● **Stated task**:
Below are some entries. Output each one exactly as it appears.

[Data items]
________________________________________

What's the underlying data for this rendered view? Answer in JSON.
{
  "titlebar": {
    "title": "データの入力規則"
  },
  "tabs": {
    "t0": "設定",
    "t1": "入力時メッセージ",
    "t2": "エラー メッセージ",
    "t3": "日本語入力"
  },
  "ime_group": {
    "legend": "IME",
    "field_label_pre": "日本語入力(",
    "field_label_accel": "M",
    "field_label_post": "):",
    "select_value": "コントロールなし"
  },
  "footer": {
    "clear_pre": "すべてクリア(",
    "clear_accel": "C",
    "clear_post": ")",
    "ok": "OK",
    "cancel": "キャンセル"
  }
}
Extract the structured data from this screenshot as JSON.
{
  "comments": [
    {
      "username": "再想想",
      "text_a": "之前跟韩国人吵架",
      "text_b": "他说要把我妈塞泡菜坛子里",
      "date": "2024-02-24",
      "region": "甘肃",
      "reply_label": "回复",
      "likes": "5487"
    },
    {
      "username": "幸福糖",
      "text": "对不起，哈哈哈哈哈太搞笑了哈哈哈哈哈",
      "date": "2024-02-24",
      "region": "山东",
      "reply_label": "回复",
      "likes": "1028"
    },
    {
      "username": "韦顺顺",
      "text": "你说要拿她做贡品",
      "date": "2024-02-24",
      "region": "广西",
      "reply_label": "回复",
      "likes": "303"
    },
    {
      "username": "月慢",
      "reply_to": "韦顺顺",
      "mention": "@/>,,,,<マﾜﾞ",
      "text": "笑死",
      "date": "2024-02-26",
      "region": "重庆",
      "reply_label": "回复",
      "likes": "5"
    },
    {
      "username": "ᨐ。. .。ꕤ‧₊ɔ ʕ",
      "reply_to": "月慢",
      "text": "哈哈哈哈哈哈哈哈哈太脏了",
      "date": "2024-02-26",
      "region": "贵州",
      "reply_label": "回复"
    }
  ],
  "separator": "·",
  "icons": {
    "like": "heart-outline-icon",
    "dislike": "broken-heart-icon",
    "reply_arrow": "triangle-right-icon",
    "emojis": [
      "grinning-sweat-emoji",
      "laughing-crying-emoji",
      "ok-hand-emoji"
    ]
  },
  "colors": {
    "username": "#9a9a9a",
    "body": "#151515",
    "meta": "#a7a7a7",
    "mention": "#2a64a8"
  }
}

________________________________________

● **Written solution**:
What's the underlying data for this rendered view? Answer in JSON.
{
  "titlebar": {
    "title": "データの入力規則"
  },
  "tabs": {
    "t0": "設定",
    "t1": "入力時メッセージ",
    "t2": "エラー メッセージ",
    "t3": "日本語入力"
  },
  "ime_group": {
    "legend": "IME",
    "field_label_pre": "日本語入力(",
    "field_label_accel": "M",
    "field_label_post": "):",
    "select_value": "コントロールなし"
  },
  "footer": {
    "clear_pre": "すべてクリア(",
    "clear_accel": "C",
    "clear_post": ")",
    "ok": "OK",
    "cancel": "キャンセル"
  }
}
Extract the structured data from this screenshot as JSON.
{
  "comments": [
    {
      "username": "再想想",
      "text_a": "之前跟韩国人吵架",
      "text_b": "他说要把我妈塞泡菜坛子里",
      "date": "2024-02-24",
      "region": "甘肃",
      "reply_label": "回复",
      "likes": "5487"
    },
    {
      "username": "幸福糖",
      "text": "对不起，哈哈哈哈哈太搞笑了哈哈哈哈哈",
      "date": "2024-02-24",
      "region": "山东",
      "reply_label": "回复",
      "likes": "1028"
    },
    {
      "username": "韦顺顺",
      "text": "你说要拿她做贡品",
      "date": "2024-02-24",
      "region": "广西",
      "reply_label": "回复",
      "likes": "303"
    },
    {
      "username": "月慢",
      "reply_to": "韦顺顺",
      "mention": "@/>,,,,<マﾜﾞ",
      "text": "笑死",
      "date": "2024-02-26",
      "region": "重庆",
      "reply_label": "回复",
      "likes": "5"
    },
    {
      "username": "ᨐ。. .。ꕤ‧₊ɔ ʕ",
      "reply_to": "月慢",
      "text": "哈哈哈哈哈哈哈哈哈太脏了",
      "date": "2024-02-26",
      "region": "贵州",
      "reply_label": "回复"
    }
  ],
  "separator": "·",
  "icons": {
    "like": "heart-outline-icon",
    "dislike": "broken-heart-icon",
    "reply_arrow": "triangle-right-icon",
    "emojis": [
      "grinning-sweat-emoji",
      "laughing-crying-emoji",
      "ok-hand-emoji"
    ]
  },
  "colors": {
    "username": "#9a9a9a",
    "body": "#151515",
    "meta": "#a7a7a7",
    "mention": "#2a64a8"
  }
}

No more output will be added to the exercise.